Required task — Pick out the lines containing "płasko".
##### Information given
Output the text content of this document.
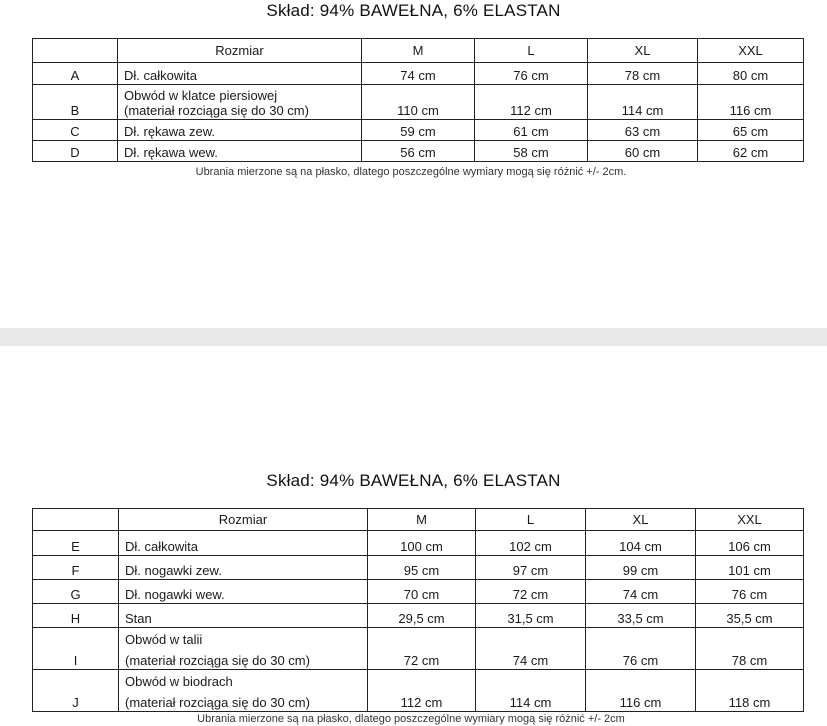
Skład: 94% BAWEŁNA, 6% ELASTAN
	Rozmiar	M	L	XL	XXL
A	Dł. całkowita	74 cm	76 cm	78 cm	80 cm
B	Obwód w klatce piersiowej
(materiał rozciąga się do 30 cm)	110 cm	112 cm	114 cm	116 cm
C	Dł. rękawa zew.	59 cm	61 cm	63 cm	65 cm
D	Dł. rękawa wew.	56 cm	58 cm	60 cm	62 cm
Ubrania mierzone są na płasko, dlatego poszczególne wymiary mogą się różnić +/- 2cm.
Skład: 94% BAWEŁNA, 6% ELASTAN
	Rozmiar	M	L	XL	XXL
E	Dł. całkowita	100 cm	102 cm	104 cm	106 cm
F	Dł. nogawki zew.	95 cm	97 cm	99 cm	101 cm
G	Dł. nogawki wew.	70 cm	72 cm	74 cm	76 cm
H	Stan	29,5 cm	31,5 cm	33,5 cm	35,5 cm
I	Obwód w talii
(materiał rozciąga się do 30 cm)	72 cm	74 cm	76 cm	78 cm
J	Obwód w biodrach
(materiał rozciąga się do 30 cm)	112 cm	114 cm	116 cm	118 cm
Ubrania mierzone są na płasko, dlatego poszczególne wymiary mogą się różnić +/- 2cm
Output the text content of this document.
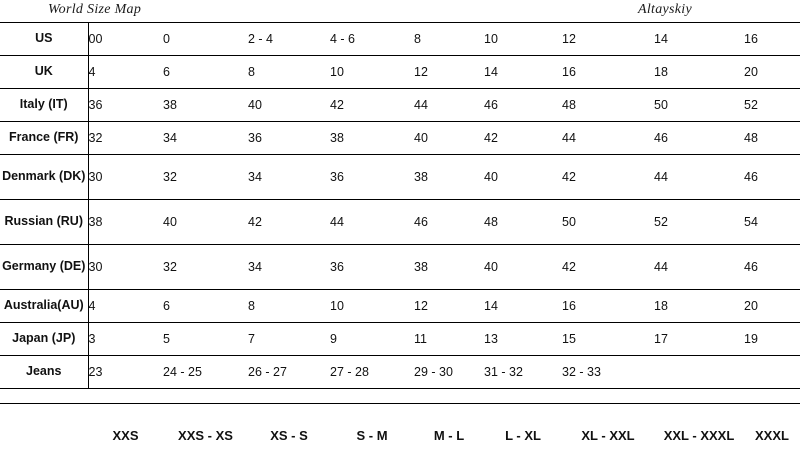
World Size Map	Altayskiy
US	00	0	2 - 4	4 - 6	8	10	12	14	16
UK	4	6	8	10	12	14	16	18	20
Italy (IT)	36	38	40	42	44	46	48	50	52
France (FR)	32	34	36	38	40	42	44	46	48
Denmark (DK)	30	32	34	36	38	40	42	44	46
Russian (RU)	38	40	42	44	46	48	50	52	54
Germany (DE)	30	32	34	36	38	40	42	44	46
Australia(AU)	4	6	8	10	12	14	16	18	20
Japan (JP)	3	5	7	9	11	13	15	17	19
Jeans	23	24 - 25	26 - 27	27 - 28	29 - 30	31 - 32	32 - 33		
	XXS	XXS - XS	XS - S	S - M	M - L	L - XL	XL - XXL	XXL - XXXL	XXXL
##########
Complete response —
Ubrania mierzone są na płasko, dlatego poszczególne wymiary mogą się różnić +/- 2cm.
Ubrania mierzone są na płasko, dlatego poszczególne wymiary mogą się różnić +/- 2cm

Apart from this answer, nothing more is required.